> Requirements: Retype each line of the material exactly, please, skipping any picture in it.

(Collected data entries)
* * *

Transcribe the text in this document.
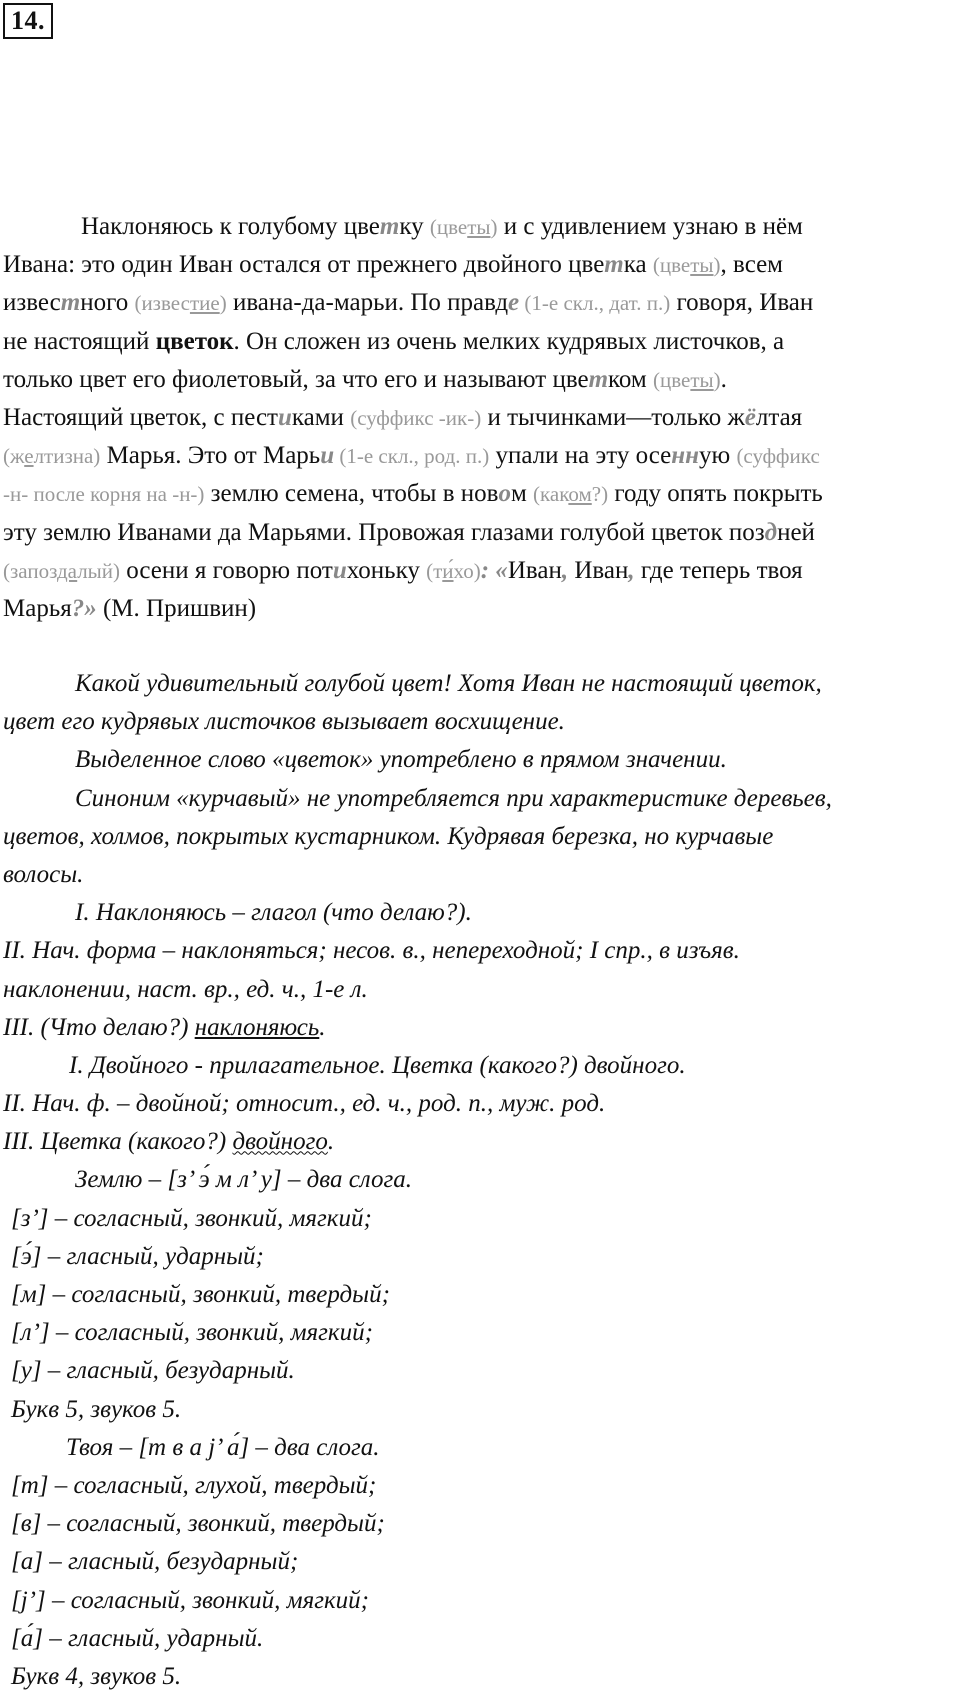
14.
Наклоняюсь к голубому цветку (цветы) и с удивлением узнаю в нём
Ивана: это один Иван остался от прежнего двойного цветка (цветы), всем
известного (известие) ивана-да-марьи. По правде (1-е скл., дат. п.) говоря, Иван
не настоящий цветок. Он сложен из очень мелких кудрявых листочков, а
только цвет его фиолетовый, за что его и называют цветком (цветы).
Настоящий цветок, с пестиками (суффикс -ик-) и тычинками—только жёлтая
(желтизна) Марья. Это от Марьи (1-е скл., род. п.) упали на эту осенную (суффикс
-н- после корня на -н-) землю семена, чтобы в новом (каком?) году опять покрыть
эту землю Иванами да Марьями. Провожая глазами голубой цветок поздней
(запоздалый) осени я говорю потихоньку (ти́хо): «Иван, Иван, где теперь твоя
Марья?» (М. Пришвин)
Какой удивительный голубой цвет! Хотя Иван не настоящий цветок,
цвет его кудрявых листочков вызывает восхищение.
Выделенное слово «цветок» употреблено в прямом значении.
Синоним «курчавый» не употребляется при характеристике деревьев,
цветов, холмов, покрытых кустарником. Кудрявая березка, но курчавые
волосы.
I. Наклоняюсь – глагол (что делаю?).
II. Нач. форма – наклоняться; несов. в., непереходной; I спр., в изъяв.
наклонении, наст. вр., ед. ч., 1-е л.
III. (Что делаю?) наклоняюсь.
I. Двойного - прилагательное. Цветка (какого?) двойного.
II. Нач. ф. – двойной; относит., ед. ч., род. п., муж. род.
III. Цветка (какого?) двойного.
Землю – [з’ э́ м л’ у] – два слога.
[з’] – согласный, звонкий, мягкий;
[э́] – гласный, ударный;
[м] – согласный, звонкий, твердый;
[л’] – согласный, звонкий, мягкий;
[у] – гласный, безударный.
Букв 5, звуков 5.
Твоя – [т в а j’ а́] – два слога.
[т] – согласный, глухой, твердый;
[в] – согласный, звонкий, твердый;
[а] – гласный, безударный;
[j’] – согласный, звонкий, мягкий;
[а́] – гласный, ударный.
Букв 4, звуков 5.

* * *

> Output:
Transcribe the text in this document.
14.
Наклоняюсь к голубому цветку (цветы) и с удивлением узнаю в нём
Ивана: это один Иван остался от прежнего двойного цветка (цветы), всем
известного (известие) ивана-да-марьи. По правде (1-е скл., дат. п.) говоря, Иван
не настоящий цветок. Он сложен из очень мелких кудрявых листочков, а
только цвет его фиолетовый, за что его и называют цветком (цветы).
Настоящий цветок, с пестиками (суффикс -ик-) и тычинками—только жёлтая
(желтизна) Марья. Это от Марьи (1-е скл., род. п.) упали на эту осенную (суффикс
-н- после корня на -н-) землю семена, чтобы в новом (каком?) году опять покрыть
эту землю Иванами да Марьями. Провожая глазами голубой цветок поздней
(запоздалый) осени я говорю потихоньку (ти́хо): «Иван, Иван, где теперь твоя
Марья?» (М. Пришвин)
Какой удивительный голубой цвет! Хотя Иван не настоящий цветок,
цвет его кудрявых листочков вызывает восхищение.
Выделенное слово «цветок» употреблено в прямом значении.
Синоним «курчавый» не употребляется при характеристике деревьев,
цветов, холмов, покрытых кустарником. Кудрявая березка, но курчавые
волосы.
I. Наклоняюсь – глагол (что делаю?).
II. Нач. форма – наклоняться; несов. в., непереходной; I спр., в изъяв.
наклонении, наст. вр., ед. ч., 1-е л.
III. (Что делаю?) наклоняюсь.
I. Двойного - прилагательное. Цветка (какого?) двойного.
II. Нач. ф. – двойной; относит., ед. ч., род. п., муж. род.
III. Цветка (какого?) двойного.
Землю – [з’ э́ м л’ у] – два слога.
[з’] – согласный, звонкий, мягкий;
[э́] – гласный, ударный;
[м] – согласный, звонкий, твердый;
[л’] – согласный, звонкий, мягкий;
[у] – гласный, безударный.
Букв 5, звуков 5.
Твоя – [т в а j’ а́] – два слога.
[т] – согласный, глухой, твердый;
[в] – согласный, звонкий, твердый;
[а] – гласный, безударный;
[j’] – согласный, звонкий, мягкий;
[а́] – гласный, ударный.
Букв 4, звуков 5.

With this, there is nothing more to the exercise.